- [PROBLEM TO SOLVE]: Transcribe the passage on coating the ion source word for word, starting with "FIG. 5 is flow" and going on through "can be analyzed.".

- [PAGE TEXT]:

# # # # #

At 408, a coating of conductive material can be sputtered onto the interior surface of the ion source to form a conductive layer overtop any buildup of non-conductive material. The conductive material can be a metal such as gold, silver, rhenium, platinum, iridium, chromium, tungsten, molybdenum, copper, nickel chromium alloys, aluminum, titanium, or any combination thereof. The conductive material can be a conductive ceramic such as titanium nitride.

At 410, after coating the inside of the ion source with the conductive layer, the flow of sputter gas can be discontinued, and at 412, the speed of the vacuum pump can be increased to restore the high vacuum needed for operation of the mass spectrometer, such as less than about 1×10⁻³ Torr, preferably less than about 5×10⁻⁵ Torr.

At 414, a second sample can be analyzed once the pressure has returned to an appropriate operating pressure for the mass spectrometer.

FIG. 5 is flow diagram illustrating a method 500 of applying a conductive layer to the interior of the ion source to improve robustness. At 502, a sample can be ionized in an ion source of a mass spectrometer, such as mass spectrometer 100, and the sample can be analyzed.

# # # # #

- [MATERIAL SUPPLIED]:

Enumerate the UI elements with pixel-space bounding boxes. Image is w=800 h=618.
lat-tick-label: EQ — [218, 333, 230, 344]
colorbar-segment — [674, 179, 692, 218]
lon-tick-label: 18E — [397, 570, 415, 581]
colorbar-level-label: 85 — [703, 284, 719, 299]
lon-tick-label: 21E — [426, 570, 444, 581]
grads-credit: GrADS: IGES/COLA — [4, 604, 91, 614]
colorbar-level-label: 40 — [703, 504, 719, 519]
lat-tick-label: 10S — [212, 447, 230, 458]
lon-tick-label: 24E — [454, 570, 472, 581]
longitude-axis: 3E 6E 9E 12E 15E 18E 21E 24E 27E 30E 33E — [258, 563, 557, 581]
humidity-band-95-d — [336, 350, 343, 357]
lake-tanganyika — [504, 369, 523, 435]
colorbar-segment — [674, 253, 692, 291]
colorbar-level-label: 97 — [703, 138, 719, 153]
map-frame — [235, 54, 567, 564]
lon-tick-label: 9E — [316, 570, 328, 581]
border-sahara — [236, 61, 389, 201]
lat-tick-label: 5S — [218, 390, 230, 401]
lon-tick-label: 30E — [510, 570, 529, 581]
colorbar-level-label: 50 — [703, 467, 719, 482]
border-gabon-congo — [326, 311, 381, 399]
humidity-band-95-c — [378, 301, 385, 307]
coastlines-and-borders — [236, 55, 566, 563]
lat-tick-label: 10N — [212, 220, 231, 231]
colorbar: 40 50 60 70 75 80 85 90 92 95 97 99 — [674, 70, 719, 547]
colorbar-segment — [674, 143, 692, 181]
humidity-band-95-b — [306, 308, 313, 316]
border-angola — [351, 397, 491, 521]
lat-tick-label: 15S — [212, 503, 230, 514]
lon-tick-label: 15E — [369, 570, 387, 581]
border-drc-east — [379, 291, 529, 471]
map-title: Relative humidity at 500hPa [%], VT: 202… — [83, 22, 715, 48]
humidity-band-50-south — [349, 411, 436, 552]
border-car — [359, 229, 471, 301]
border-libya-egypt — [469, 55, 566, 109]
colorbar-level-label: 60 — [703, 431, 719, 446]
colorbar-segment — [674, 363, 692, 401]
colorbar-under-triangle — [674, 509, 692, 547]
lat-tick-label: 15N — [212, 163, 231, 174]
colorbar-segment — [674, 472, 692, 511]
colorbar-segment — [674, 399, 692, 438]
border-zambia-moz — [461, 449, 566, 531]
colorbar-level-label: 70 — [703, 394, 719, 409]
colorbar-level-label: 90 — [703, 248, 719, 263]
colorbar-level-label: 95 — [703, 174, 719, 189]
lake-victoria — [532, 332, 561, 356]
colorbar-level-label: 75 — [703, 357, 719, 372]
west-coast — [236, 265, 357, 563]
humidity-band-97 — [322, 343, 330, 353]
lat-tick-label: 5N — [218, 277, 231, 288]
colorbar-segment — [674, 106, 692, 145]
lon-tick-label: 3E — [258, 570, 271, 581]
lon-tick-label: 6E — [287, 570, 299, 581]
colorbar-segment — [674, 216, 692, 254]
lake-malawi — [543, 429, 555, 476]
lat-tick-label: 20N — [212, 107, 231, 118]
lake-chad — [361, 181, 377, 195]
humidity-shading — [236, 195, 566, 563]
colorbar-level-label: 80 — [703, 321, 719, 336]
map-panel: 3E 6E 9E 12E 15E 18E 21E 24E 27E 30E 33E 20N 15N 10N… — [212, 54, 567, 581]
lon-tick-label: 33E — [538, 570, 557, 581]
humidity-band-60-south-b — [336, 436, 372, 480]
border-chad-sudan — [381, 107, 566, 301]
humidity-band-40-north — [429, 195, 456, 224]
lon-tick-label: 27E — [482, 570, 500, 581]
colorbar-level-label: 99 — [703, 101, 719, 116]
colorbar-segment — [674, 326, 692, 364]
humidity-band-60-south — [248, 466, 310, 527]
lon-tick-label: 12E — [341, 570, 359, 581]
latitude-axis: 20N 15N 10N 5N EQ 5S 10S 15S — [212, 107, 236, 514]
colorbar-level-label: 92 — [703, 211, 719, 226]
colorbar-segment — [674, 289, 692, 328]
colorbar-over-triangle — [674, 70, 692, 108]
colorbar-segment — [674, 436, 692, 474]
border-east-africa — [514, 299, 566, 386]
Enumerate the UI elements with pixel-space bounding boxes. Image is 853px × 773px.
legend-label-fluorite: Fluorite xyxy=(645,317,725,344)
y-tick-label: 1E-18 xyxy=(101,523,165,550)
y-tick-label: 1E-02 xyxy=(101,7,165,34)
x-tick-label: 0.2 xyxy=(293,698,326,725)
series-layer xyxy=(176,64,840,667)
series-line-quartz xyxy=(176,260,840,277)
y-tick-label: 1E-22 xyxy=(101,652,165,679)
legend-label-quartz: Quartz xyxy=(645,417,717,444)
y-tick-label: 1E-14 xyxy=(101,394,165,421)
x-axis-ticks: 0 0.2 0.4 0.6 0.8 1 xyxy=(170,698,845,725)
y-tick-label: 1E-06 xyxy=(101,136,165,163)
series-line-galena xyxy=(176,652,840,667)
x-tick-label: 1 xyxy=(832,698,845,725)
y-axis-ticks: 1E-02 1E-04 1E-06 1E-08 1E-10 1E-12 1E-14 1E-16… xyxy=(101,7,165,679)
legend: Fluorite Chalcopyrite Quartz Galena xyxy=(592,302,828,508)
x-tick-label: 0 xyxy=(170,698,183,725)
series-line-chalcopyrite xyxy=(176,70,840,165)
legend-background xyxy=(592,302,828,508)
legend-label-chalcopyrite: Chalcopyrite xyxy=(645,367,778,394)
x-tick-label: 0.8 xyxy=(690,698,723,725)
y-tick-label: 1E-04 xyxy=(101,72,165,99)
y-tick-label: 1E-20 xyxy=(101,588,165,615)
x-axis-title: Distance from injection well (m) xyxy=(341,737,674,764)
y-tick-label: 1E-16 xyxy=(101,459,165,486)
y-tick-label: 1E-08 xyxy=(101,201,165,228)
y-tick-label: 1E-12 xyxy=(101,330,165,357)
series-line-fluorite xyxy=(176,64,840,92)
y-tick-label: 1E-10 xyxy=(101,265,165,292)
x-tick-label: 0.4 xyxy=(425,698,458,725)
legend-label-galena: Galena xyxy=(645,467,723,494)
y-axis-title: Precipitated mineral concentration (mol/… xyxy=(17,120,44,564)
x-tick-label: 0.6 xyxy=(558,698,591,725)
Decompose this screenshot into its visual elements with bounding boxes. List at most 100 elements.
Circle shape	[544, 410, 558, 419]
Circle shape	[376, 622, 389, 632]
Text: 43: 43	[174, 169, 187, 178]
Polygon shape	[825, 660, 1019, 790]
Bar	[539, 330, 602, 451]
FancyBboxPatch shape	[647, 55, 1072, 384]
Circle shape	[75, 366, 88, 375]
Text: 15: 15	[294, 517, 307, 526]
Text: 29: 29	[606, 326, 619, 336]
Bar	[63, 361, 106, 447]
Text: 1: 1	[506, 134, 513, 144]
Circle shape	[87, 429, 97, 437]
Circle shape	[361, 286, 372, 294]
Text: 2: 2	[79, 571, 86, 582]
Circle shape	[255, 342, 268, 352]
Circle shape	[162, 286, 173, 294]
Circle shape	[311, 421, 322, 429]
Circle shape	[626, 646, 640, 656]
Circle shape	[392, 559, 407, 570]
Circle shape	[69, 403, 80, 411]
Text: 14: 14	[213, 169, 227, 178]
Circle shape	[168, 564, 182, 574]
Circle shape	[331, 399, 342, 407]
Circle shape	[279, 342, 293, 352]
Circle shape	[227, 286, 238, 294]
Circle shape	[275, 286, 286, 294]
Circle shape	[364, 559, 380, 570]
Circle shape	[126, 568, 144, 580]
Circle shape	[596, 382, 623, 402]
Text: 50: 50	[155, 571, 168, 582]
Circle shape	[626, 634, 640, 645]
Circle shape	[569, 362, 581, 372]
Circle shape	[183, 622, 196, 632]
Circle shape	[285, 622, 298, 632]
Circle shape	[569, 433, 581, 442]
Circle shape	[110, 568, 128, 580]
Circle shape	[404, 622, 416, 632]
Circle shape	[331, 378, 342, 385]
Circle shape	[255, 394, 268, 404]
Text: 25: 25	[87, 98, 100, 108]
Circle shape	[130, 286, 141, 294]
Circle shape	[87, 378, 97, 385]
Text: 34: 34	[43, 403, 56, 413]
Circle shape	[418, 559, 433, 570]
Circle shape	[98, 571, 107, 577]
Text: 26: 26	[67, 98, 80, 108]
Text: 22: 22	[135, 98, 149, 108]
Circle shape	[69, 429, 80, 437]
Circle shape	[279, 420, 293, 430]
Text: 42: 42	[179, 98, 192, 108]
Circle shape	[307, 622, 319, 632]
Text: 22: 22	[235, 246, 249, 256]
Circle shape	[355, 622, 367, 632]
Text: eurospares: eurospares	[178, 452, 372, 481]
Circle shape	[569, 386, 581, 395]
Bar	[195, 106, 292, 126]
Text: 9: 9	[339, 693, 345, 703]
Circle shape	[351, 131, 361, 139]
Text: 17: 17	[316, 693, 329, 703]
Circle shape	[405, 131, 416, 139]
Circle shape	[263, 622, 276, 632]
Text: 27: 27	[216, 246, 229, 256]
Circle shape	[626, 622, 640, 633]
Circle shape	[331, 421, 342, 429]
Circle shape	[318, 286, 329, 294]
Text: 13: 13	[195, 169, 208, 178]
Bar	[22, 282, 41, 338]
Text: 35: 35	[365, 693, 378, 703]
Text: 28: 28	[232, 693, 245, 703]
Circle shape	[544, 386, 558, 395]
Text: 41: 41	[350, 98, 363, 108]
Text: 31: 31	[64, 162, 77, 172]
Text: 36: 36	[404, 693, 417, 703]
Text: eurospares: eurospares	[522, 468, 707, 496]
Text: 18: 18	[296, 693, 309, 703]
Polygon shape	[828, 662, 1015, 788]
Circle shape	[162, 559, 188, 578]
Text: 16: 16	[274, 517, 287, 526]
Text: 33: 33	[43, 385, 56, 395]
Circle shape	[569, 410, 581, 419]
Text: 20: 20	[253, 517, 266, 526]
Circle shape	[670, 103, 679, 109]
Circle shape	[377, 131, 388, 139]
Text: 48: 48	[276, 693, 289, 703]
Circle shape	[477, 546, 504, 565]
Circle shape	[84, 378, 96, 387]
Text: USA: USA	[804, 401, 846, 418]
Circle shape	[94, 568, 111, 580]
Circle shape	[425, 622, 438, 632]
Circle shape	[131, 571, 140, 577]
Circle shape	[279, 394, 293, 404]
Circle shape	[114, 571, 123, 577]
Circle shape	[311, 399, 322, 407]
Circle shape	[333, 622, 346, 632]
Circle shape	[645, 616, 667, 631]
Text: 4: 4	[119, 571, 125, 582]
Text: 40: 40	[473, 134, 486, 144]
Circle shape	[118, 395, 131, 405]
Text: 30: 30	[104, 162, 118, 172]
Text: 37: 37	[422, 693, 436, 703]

# # # # #

- [PROBLEM SOLUTION]:
FIG. 5 is flow diagram illustrating a method 500 of applying a conductive layer to the interior of the ion source to improve robustness. At 502, a sample can be ionized in an ion source of a mass spectrometer, such as mass spectrometer 100, and the sample can be analyzed.